EXERCISE BRIEF => Repeat, exactly and completely, the material that follows. Omit the pictures.

Records from a data collection =>
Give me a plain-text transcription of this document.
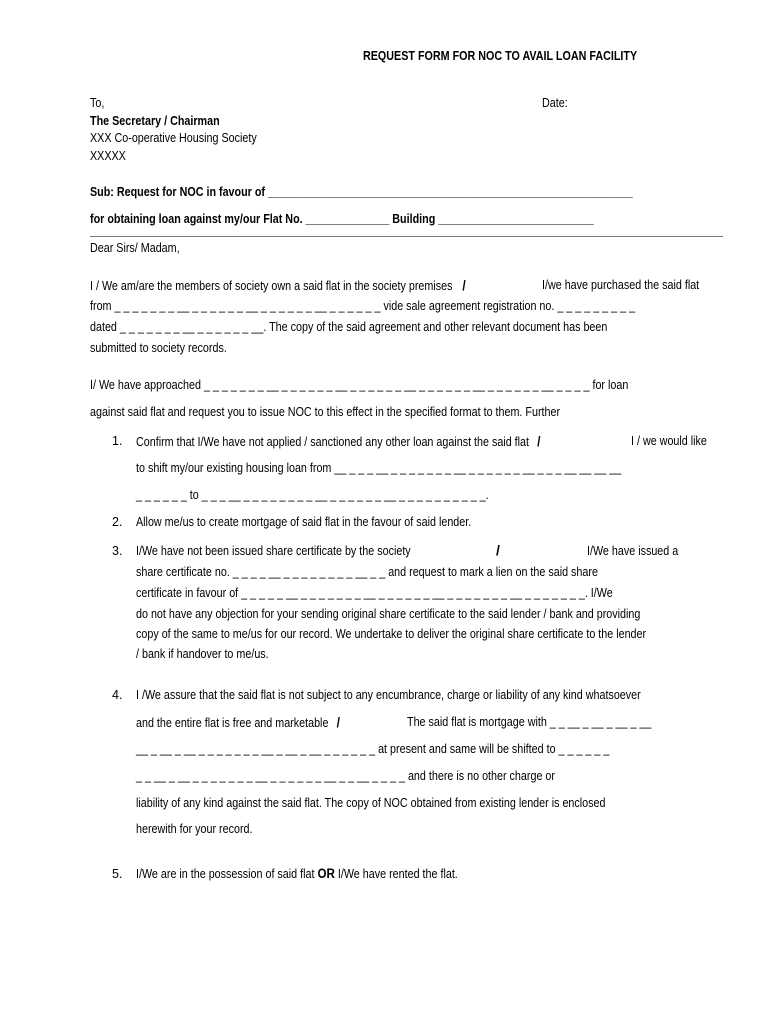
REQUEST FORM FOR NOC TO AVAIL LOAN FACILITY
To,	Date:
The Secretary / Chairman
XXX Co-operative Housing Society
XXXXX
Sub: Request for NOC in favour of _____________________________________________________________
for obtaining loan against my/our Flat No. ______________ Building __________________________
Dear Sirs/ Madam,
I / We am/are the members of society own a said flat in the society premises /	I/we have purchased the said flat
from _ _ _ _ _ _ _ __ _ _ _ _ _ _ __ _ _ _ _ _ _ __ _ _ _ _ _ _ vide sale agreement registration no. _ _ _ _ _ _ _ _ _
dated _ _ _ _ _ _ _ __ _ _ _ _ _ _ __. The copy of the said agreement and other relevant document has been
submitted to society records.
I/ We have approached _ _ _ _ _ _ _ __ _ _ _ _ _ _ __ _ _ _ _ _ _ __ _ _ _ _ _ _ __ _ _ _ _ _ _ __ _ _ _ _ for loan
against said flat and request you to issue NOC to this effect in the specified format to them. Further
1. Confirm that I/We have not applied / sanctioned any other loan against the said flat /	I / we would like
to shift my/our existing housing loan from __ _ _ _ __ _ _ _ _ _ _ _ __ _ _ _ _ _ _ __ _ _ _ __ __ __ __
_ _ _ _ _ _ to _ _ _ __ _ _ _ _ _ _ _ _ __ _ _ _ _ _ _ __ _ _ _ _ _ _ _ _ _ _.
2. Allow me/us to create mortgage of said flat in the favour of said lender.
3. I/We have not been issued share certificate by the society	/	I/We have issued a
share certificate no. _ _ _ _ __ _ _ _ _ _ _ _ _ __ _ _ and request to mark a lien on the said share
certificate in favour of _ _ _ _ _ __ _ _ _ _ _ _ _ __ _ _ _ _ _ _ __ _ _ _ _ _ _ _ __ _ _ _ _ _ _ _. I/We
do not have any objection for your sending original share certificate to the said lender / bank and providing
copy of the same to me/us for our record. We undertake to deliver the original share certificate to the lender
/ bank if handover to me/us.
4. I /We assure that the said flat is not subject to any encumbrance, charge or liability of any kind whatsoever
and the entire flat is free and marketable /	The said flat is mortgage with _ _ __ _ __ _ __ _ __
__ _ __ _ __ _ _ _ _ _ _ _ __ _ __ _ __ _ _ _ _ _ _ at present and same will be shifted to _ _ _ _ _ _
_ _ __ _ __ _ _ _ _ _ _ _ __ _ _ _ _ _ _ __ _ _ __ _ _ _ _ and there is no other charge or
liability of any kind against the said flat. The copy of NOC obtained from existing lender is enclosed
herewith for your record.
5. I/We are in the possession of said flat OR I/We have rented the flat.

ANSWER TO THE EXERCISE =>
Give me a plain-text transcription of this document.
REQUEST FORM FOR NOC TO AVAIL LOAN FACILITY
To,	Date:
The Secretary / Chairman
XXX Co-operative Housing Society
XXXXX
Sub: Request for NOC in favour of _____________________________________________________________
for obtaining loan against my/our Flat No. ______________ Building __________________________
Dear Sirs/ Madam,
I / We am/are the members of society own a said flat in the society premises /	I/we have purchased the said flat
from _ _ _ _ _ _ _ __ _ _ _ _ _ _ __ _ _ _ _ _ _ __ _ _ _ _ _ _ vide sale agreement registration no. _ _ _ _ _ _ _ _ _
dated _ _ _ _ _ _ _ __ _ _ _ _ _ _ __. The copy of the said agreement and other relevant document has been
submitted to society records.
I/ We have approached _ _ _ _ _ _ _ __ _ _ _ _ _ _ __ _ _ _ _ _ _ __ _ _ _ _ _ _ __ _ _ _ _ _ _ __ _ _ _ _ for loan
against said flat and request you to issue NOC to this effect in the specified format to them. Further
1. Confirm that I/We have not applied / sanctioned any other loan against the said flat /	I / we would like
to shift my/our existing housing loan from __ _ _ _ __ _ _ _ _ _ _ _ __ _ _ _ _ _ _ __ _ _ _ __ __ __ __
_ _ _ _ _ _ to _ _ _ __ _ _ _ _ _ _ _ _ __ _ _ _ _ _ _ __ _ _ _ _ _ _ _ _ _ _.
2. Allow me/us to create mortgage of said flat in the favour of said lender.
3. I/We have not been issued share certificate by the society	/	I/We have issued a
share certificate no. _ _ _ _ __ _ _ _ _ _ _ _ _ __ _ _ and request to mark a lien on the said share
certificate in favour of _ _ _ _ _ __ _ _ _ _ _ _ _ __ _ _ _ _ _ _ __ _ _ _ _ _ _ _ __ _ _ _ _ _ _ _. I/We
do not have any objection for your sending original share certificate to the said lender / bank and providing
copy of the same to me/us for our record. We undertake to deliver the original share certificate to the lender
/ bank if handover to me/us.
4. I /We assure that the said flat is not subject to any encumbrance, charge or liability of any kind whatsoever
and the entire flat is free and marketable /	The said flat is mortgage with _ _ __ _ __ _ __ _ __
__ _ __ _ __ _ _ _ _ _ _ _ __ _ __ _ __ _ _ _ _ _ _ at present and same will be shifted to _ _ _ _ _ _
_ _ __ _ __ _ _ _ _ _ _ _ __ _ _ _ _ _ _ __ _ _ __ _ _ _ _ and there is no other charge or
liability of any kind against the said flat. The copy of NOC obtained from existing lender is enclosed
herewith for your record.
5. I/We are in the possession of said flat OR I/We have rented the flat.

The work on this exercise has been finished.